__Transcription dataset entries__

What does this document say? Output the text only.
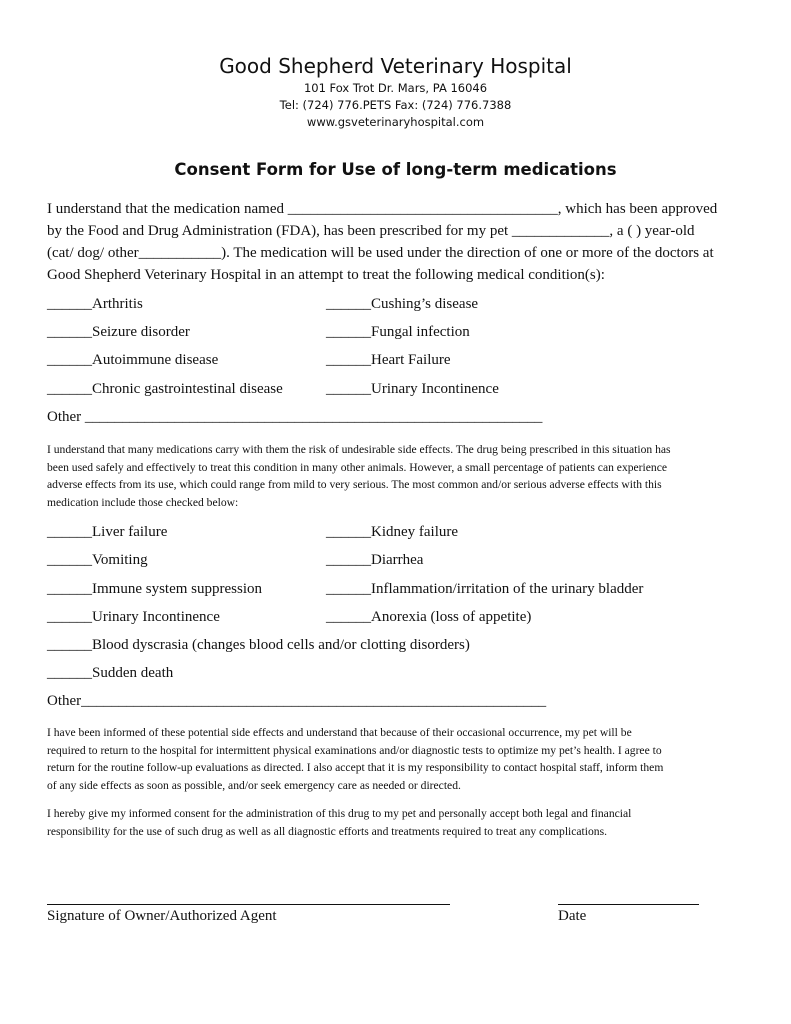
Good Shepherd Veterinary Hospital
101 Fox Trot Dr. Mars, PA 16046
Tel: (724) 776.PETS Fax: (724) 776.7388
www.gsveterinaryhospital.com
Consent Form for Use of long-term medications
I understand that the medication named ____________________________________, which has been approved
by the Food and Drug Administration (FDA), has been prescribed for my pet _____________, a ( ) year-old
(cat/ dog/ other___________). The medication will be used under the direction of one or more of the doctors at
Good Shepherd Veterinary Hospital in an attempt to treat the following medical condition(s):
______Arthritis	______Cushing’s disease
______Seizure disorder	______Fungal infection
______Autoimmune disease	______Heart Failure
______Chronic gastrointestinal disease	______Urinary Incontinence
Other _____________________________________________________________
I understand that many medications carry with them the risk of undesirable side effects. The drug being prescribed in this situation has
been used safely and effectively to treat this condition in many other animals. However, a small percentage of patients can experience
adverse effects from its use, which could range from mild to very serious. The most common and/or serious adverse effects with this
medication include those checked below:
______Liver failure	______Kidney failure
______Vomiting	______Diarrhea
______Immune system suppression	______Inflammation/irritation of the urinary bladder
______Urinary Incontinence	______Anorexia (loss of appetite)
______Blood dyscrasia (changes blood cells and/or clotting disorders)
______Sudden death
Other______________________________________________________________
I have been informed of these potential side effects and understand that because of their occasional occurrence, my pet will be
required to return to the hospital for intermittent physical examinations and/or diagnostic tests to optimize my pet’s health. I agree to
return for the routine follow-up evaluations as directed. I also accept that it is my responsibility to contact hospital staff, inform them
of any side effects as soon as possible, and/or seek emergency care as needed or directed.
I hereby give my informed consent for the administration of this drug to my pet and personally accept both legal and financial
responsibility for the use of such drug as well as all diagnostic efforts and treatments required to treat any complications.
Signature of Owner/Authorized Agent	Date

__The problem__
Please report only the number of lines above that include "Shepherd".

__Response to the exercise__
2